TASK DETAILS.
Check each line of the records below and collect those that include the word "szczeliny".

— START —

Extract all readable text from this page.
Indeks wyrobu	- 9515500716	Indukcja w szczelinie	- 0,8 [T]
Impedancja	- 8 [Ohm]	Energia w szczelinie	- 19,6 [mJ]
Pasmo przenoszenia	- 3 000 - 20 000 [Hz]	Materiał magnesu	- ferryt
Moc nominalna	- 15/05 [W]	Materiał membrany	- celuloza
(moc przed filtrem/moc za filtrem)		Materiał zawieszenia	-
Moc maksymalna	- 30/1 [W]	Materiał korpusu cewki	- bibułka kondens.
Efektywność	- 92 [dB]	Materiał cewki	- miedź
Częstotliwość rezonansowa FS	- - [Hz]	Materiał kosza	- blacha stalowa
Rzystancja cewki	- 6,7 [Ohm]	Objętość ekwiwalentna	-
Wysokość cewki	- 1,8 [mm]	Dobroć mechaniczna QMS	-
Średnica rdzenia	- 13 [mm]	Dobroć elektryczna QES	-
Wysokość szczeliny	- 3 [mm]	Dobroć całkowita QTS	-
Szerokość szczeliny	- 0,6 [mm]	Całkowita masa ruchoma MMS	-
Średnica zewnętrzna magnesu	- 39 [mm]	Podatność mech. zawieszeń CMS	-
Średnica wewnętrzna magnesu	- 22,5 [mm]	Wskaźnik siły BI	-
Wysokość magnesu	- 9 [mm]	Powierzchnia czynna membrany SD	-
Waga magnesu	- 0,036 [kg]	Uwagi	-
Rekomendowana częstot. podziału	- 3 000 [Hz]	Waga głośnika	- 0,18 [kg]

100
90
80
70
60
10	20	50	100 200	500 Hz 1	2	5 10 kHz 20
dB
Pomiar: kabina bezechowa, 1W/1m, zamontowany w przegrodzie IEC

— END —

WRITTEN SOLUTION.
Wysokość szczeliny	- 3 [mm]	Dobroć całkowita QTS	-
Szerokość szczeliny	- 0,6 [mm]	Całkowita masa ruchoma MMS	-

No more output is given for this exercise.